— start —

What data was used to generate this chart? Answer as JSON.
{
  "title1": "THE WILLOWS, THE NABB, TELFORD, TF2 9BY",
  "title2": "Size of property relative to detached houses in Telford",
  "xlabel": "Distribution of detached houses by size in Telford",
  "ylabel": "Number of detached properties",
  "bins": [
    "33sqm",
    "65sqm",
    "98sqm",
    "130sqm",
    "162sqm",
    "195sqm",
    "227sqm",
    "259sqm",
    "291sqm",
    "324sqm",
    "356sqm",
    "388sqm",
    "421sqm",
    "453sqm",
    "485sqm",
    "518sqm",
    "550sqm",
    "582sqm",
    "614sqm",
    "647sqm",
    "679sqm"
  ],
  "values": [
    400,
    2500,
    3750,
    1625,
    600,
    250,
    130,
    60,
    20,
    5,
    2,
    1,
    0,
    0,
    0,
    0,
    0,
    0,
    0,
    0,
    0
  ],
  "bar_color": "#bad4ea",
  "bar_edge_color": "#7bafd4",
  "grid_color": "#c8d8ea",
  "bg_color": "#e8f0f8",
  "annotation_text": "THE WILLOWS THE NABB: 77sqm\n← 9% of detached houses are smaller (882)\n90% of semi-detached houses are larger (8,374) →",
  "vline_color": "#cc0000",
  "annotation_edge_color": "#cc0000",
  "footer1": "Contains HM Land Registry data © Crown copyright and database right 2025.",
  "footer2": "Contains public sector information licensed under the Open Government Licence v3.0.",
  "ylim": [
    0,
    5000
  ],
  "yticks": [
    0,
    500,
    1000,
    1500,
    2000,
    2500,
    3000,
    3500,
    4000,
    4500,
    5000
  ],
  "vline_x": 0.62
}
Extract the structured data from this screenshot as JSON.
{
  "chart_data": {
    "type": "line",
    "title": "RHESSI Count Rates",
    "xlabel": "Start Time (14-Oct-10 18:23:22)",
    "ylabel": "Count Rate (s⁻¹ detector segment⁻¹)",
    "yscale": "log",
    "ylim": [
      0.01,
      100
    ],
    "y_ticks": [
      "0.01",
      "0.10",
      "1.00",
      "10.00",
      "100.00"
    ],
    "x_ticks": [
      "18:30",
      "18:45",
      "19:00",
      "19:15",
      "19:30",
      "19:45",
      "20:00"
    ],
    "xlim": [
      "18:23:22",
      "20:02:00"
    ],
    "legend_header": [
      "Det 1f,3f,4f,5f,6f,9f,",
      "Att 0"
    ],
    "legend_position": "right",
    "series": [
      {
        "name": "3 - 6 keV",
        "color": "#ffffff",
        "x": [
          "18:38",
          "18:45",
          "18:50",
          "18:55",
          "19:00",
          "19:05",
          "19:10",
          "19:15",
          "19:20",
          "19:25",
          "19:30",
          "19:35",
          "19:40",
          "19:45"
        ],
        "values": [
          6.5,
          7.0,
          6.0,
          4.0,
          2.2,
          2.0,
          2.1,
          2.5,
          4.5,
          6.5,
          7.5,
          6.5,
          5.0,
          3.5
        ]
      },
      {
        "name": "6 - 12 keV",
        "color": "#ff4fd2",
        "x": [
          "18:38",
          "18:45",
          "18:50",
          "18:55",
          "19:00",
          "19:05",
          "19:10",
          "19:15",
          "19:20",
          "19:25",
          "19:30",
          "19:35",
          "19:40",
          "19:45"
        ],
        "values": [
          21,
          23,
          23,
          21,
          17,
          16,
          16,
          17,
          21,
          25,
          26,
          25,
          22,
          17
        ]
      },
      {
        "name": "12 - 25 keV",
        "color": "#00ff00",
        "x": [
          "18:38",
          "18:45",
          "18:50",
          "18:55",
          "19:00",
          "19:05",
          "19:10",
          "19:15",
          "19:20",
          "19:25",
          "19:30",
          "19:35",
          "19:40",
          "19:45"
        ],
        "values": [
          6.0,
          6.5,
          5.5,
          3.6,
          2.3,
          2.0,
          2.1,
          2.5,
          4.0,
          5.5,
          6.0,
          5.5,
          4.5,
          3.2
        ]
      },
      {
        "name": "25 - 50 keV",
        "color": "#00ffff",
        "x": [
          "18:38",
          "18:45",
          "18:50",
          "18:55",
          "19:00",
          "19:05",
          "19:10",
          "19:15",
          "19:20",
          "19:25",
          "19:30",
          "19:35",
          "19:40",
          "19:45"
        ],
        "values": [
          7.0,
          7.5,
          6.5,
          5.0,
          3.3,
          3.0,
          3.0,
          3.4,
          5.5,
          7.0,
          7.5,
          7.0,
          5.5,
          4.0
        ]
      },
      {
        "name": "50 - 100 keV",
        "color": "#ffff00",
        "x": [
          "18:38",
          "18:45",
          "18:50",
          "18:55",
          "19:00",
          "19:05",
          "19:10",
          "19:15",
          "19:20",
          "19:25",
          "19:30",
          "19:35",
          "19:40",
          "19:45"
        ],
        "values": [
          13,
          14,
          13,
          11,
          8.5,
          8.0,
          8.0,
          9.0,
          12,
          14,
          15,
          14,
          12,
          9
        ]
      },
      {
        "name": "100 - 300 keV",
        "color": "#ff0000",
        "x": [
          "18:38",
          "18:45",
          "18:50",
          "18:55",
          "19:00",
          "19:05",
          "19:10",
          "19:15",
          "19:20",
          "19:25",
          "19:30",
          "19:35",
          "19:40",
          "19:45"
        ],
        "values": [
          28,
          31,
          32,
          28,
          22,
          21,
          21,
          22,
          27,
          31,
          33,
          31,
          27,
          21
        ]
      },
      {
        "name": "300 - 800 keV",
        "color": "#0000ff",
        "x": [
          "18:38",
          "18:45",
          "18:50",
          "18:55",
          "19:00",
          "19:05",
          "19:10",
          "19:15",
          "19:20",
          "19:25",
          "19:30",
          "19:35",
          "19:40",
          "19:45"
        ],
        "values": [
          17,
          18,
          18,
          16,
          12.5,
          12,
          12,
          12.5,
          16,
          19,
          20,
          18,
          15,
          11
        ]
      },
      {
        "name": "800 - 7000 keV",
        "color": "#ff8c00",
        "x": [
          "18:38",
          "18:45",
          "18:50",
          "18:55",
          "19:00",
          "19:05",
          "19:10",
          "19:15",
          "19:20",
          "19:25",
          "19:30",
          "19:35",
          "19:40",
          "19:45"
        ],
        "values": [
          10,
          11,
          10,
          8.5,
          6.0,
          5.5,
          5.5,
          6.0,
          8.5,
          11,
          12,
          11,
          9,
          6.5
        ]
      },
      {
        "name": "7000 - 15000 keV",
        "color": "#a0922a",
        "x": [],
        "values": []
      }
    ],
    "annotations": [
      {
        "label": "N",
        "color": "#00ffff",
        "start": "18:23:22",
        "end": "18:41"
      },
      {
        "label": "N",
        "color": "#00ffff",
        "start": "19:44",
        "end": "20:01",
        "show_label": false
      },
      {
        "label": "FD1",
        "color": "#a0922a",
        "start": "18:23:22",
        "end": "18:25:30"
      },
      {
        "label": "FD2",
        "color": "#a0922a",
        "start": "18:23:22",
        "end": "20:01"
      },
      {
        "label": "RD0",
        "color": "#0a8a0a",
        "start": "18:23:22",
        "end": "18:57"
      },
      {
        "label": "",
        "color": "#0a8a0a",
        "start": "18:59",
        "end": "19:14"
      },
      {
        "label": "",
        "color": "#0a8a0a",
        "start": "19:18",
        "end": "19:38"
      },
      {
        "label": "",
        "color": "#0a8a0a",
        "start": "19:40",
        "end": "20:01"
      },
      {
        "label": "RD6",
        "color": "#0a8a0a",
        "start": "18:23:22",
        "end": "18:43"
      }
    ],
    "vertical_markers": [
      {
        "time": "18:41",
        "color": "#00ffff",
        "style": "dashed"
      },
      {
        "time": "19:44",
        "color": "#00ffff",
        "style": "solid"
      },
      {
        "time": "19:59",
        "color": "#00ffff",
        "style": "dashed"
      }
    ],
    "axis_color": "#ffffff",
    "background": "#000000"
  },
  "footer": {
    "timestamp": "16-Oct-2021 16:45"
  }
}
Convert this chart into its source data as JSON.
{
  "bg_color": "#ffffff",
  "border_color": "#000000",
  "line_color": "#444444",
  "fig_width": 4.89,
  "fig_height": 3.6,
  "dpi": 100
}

— end —

Scan the material above for the string "JSON" and return the lines that hold it.

What data was used to generate this chart? Answer as JSON.
Extract the structured data from this screenshot as JSON.
Convert this chart into its source data as JSON.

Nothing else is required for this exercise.